BEGIN Records for this exercise

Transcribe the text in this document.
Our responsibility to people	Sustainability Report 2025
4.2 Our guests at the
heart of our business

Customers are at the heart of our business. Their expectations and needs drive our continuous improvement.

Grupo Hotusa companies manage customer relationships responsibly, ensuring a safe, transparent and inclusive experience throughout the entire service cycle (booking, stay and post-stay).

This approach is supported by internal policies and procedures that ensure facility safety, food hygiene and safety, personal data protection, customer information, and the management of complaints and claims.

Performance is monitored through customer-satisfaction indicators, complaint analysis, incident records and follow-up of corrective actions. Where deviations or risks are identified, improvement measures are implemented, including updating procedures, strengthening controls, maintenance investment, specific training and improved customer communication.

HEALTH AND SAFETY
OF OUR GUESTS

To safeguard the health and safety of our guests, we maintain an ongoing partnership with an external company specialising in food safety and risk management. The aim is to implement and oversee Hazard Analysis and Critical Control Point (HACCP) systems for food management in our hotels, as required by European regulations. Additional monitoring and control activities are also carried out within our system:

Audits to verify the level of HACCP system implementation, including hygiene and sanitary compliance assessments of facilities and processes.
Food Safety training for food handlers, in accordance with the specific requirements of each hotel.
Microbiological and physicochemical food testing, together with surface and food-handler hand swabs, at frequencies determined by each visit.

END Records for this exercise

_Instructions for the task_: Please restate the whole listing word for word.

_Correct result_:
Transcribe the text in this document.
Our responsibility to people	Sustainability Report 2025
4.2 Our guests at the
heart of our business

Customers are at the heart of our business. Their expectations and needs drive our continuous improvement.

Grupo Hotusa companies manage customer relationships responsibly, ensuring a safe, transparent and inclusive experience throughout the entire service cycle (booking, stay and post-stay).

This approach is supported by internal policies and procedures that ensure facility safety, food hygiene and safety, personal data protection, customer information, and the management of complaints and claims.

Performance is monitored through customer-satisfaction indicators, complaint analysis, incident records and follow-up of corrective actions. Where deviations or risks are identified, improvement measures are implemented, including updating procedures, strengthening controls, maintenance investment, specific training and improved customer communication.

HEALTH AND SAFETY
OF OUR GUESTS

To safeguard the health and safety of our guests, we maintain an ongoing partnership with an external company specialising in food safety and risk management. The aim is to implement and oversee Hazard Analysis and Critical Control Point (HACCP) systems for food management in our hotels, as required by European regulations. Additional monitoring and control activities are also carried out within our system:

Audits to verify the level of HACCP system implementation, including hygiene and sanitary compliance assessments of facilities and processes.
Food Safety training for food handlers, in accordance with the specific requirements of each hotel.
Microbiological and physicochemical food testing, together with surface and food-handler hand swabs, at frequencies determined by each visit.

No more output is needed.